* [Your task]: Look for the string "style" and copy every line that has it.
** START Provided data **
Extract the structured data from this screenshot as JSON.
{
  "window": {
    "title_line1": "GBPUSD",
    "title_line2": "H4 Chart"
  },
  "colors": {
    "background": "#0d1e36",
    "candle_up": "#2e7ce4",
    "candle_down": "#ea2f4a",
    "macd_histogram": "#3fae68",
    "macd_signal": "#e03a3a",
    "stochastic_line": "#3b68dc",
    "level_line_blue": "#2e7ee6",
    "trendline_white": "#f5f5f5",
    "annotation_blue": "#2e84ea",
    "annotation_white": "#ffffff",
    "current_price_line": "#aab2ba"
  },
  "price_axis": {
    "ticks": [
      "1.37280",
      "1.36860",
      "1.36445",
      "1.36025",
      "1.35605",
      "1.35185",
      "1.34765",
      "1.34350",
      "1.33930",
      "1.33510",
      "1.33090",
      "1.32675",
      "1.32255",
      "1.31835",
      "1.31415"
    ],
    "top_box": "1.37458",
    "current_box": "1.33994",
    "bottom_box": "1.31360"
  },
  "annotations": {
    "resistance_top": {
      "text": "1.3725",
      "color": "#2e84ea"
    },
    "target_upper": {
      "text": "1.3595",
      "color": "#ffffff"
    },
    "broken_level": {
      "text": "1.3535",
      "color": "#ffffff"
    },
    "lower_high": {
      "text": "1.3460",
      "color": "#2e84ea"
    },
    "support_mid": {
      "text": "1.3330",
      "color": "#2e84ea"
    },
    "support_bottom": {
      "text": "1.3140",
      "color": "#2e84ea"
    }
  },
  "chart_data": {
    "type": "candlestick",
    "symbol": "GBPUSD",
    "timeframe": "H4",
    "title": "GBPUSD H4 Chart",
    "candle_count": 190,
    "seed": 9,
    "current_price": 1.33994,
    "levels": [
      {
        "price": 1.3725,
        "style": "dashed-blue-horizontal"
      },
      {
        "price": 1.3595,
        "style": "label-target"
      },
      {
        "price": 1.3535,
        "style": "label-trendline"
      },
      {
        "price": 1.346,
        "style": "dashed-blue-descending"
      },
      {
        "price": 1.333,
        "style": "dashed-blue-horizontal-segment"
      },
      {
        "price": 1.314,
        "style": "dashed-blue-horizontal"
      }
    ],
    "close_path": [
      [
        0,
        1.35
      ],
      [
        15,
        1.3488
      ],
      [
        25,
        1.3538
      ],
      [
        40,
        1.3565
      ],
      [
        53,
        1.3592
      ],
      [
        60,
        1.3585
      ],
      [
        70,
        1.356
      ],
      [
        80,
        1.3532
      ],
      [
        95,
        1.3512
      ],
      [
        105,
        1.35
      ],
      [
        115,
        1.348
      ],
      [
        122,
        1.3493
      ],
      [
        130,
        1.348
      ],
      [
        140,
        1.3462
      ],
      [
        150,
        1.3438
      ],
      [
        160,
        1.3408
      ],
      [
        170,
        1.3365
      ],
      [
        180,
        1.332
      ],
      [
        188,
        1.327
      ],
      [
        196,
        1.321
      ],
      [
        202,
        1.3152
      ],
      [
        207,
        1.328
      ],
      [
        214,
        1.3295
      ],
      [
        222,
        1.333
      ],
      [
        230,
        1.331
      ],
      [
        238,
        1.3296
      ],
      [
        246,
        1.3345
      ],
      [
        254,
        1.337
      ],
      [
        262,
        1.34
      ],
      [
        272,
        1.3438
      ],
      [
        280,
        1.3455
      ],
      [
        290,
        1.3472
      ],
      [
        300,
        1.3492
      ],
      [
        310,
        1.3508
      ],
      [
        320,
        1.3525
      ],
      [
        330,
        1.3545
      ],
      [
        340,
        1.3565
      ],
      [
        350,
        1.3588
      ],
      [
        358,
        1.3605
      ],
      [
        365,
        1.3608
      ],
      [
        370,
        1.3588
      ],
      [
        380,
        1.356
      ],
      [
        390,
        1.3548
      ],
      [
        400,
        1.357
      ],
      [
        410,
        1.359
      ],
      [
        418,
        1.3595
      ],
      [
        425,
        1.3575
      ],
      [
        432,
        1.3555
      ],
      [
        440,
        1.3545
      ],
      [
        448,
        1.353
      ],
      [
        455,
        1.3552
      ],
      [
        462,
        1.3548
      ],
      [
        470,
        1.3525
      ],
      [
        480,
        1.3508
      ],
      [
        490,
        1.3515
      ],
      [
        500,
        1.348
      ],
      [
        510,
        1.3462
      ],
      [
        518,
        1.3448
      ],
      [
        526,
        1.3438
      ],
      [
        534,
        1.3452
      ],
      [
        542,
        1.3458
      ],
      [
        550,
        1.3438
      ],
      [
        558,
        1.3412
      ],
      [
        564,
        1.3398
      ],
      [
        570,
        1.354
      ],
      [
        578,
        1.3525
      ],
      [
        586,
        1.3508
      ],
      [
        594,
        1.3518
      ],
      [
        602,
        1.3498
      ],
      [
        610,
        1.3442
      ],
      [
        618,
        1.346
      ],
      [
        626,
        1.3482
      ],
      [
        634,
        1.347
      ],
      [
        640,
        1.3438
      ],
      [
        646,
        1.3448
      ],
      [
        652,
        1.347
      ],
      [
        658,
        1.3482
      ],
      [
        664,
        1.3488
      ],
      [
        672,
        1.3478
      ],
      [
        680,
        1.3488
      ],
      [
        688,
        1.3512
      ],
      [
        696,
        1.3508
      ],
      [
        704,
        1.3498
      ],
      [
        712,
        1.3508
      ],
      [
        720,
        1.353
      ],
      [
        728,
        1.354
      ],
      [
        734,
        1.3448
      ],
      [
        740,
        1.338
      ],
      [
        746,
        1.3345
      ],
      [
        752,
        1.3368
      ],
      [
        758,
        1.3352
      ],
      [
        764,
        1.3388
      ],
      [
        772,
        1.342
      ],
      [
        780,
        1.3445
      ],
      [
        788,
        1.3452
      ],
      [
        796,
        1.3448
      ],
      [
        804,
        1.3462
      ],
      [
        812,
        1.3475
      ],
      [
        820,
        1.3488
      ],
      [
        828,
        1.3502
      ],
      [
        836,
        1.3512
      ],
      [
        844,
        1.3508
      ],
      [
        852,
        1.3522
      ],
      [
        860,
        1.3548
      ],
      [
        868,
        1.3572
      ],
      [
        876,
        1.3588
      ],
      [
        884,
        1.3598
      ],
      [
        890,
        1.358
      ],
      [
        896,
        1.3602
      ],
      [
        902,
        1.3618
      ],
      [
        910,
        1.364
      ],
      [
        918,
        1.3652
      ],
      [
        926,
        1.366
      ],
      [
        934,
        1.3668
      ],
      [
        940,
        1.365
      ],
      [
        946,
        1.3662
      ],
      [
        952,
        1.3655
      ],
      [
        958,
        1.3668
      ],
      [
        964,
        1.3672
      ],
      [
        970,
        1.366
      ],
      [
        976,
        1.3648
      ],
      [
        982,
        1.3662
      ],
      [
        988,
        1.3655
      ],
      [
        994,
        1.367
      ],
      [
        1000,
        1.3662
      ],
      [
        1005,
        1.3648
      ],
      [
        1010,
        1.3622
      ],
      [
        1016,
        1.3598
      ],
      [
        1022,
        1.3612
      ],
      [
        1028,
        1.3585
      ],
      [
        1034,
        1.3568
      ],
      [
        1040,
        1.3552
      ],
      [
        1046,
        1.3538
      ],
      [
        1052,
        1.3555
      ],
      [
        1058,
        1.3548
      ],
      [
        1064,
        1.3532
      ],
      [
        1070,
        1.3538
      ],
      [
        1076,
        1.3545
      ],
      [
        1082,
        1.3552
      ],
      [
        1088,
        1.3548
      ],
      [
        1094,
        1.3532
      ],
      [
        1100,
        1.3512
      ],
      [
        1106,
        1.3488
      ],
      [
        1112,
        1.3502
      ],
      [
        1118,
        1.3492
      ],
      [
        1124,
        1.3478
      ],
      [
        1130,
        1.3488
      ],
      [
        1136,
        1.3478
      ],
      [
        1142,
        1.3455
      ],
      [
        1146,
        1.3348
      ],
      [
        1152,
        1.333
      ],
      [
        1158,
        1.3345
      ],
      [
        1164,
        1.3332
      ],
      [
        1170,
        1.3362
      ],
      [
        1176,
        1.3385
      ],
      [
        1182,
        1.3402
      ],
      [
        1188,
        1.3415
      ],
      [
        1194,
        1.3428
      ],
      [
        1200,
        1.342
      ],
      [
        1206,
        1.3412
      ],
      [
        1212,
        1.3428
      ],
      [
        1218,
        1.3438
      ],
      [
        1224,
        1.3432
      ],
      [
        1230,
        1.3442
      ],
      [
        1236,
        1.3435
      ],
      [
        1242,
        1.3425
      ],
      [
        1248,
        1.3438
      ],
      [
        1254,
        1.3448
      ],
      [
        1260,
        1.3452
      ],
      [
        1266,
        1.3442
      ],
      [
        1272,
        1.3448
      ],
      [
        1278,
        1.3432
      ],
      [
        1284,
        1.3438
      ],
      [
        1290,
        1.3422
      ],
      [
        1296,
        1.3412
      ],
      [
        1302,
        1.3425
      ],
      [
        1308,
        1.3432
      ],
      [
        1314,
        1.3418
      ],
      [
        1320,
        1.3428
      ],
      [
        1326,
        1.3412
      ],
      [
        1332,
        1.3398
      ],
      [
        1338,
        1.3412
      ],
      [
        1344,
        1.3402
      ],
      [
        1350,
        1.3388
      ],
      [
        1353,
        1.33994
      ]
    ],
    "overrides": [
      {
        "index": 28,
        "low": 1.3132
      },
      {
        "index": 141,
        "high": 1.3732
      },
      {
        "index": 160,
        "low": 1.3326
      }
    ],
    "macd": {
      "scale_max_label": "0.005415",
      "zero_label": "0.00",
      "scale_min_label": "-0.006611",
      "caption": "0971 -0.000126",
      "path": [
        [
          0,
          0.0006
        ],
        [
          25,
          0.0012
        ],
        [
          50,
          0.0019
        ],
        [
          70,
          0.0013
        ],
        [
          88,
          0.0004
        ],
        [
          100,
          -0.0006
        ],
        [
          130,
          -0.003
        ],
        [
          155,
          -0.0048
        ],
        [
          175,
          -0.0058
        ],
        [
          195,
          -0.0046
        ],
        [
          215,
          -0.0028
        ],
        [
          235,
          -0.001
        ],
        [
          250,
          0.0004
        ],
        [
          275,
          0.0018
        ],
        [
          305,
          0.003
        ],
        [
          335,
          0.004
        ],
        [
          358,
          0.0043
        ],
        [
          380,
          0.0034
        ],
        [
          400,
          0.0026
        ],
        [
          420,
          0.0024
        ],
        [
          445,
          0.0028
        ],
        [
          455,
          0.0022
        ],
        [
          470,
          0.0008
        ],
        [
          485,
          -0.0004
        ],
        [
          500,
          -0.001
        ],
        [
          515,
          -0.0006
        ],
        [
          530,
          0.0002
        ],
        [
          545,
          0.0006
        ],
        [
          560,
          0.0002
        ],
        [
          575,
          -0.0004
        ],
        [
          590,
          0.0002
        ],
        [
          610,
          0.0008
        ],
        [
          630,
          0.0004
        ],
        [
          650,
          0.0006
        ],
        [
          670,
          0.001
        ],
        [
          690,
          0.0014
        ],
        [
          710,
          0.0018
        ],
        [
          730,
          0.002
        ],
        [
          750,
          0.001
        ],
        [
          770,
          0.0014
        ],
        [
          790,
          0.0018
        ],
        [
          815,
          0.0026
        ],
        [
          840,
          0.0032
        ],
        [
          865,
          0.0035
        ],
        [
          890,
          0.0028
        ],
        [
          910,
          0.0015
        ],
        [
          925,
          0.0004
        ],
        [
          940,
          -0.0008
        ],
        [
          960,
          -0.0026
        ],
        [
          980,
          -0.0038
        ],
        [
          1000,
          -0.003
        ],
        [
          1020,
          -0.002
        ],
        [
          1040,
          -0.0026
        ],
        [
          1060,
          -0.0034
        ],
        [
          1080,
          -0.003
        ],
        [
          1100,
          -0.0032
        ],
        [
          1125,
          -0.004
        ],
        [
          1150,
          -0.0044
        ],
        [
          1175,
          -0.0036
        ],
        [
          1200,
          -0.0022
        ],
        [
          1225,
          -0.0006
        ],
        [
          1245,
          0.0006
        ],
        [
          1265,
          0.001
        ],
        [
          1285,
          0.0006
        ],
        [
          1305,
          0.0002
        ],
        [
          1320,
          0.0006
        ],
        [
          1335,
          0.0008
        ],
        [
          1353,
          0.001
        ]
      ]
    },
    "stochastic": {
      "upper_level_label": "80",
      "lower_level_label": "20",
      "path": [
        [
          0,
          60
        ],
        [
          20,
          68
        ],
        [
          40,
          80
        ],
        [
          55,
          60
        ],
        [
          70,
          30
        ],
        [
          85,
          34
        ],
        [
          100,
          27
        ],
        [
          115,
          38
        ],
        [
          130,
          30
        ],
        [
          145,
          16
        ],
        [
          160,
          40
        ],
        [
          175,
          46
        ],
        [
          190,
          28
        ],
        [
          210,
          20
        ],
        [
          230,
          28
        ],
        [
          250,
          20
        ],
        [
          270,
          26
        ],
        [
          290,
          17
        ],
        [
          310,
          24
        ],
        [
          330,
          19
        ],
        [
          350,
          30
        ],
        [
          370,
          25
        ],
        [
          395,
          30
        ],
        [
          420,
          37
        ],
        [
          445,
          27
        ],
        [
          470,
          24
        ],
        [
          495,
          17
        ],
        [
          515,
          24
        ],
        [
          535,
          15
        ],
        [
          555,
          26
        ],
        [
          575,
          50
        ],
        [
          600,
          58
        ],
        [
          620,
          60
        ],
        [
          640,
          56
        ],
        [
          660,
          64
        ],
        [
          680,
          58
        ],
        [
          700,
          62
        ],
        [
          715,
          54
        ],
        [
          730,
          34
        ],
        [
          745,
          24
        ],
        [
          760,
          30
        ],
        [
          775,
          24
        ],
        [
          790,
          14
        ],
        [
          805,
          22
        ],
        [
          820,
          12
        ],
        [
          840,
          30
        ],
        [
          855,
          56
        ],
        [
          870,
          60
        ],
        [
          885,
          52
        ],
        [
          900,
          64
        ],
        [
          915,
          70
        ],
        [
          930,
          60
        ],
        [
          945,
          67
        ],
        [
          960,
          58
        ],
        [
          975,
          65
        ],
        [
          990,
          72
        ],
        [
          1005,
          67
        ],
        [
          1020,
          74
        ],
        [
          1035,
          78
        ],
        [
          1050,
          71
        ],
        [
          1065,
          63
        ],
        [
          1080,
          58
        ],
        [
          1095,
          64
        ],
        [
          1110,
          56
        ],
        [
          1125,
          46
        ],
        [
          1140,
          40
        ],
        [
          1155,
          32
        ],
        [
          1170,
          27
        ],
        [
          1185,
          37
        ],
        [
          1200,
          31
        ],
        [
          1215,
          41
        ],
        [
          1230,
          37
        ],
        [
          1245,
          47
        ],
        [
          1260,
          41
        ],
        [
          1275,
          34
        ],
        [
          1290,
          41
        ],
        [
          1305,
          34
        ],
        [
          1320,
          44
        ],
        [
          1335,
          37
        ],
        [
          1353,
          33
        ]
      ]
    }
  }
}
** END Provided data **
* [Response to the task]:
        "style": "dashed-blue-horizontal"
        "style": "label-target"
        "style": "label-trendline"
        "style": "dashed-blue-descending"
        "style": "dashed-blue-horizontal-segment"
        "style": "dashed-blue-horizontal"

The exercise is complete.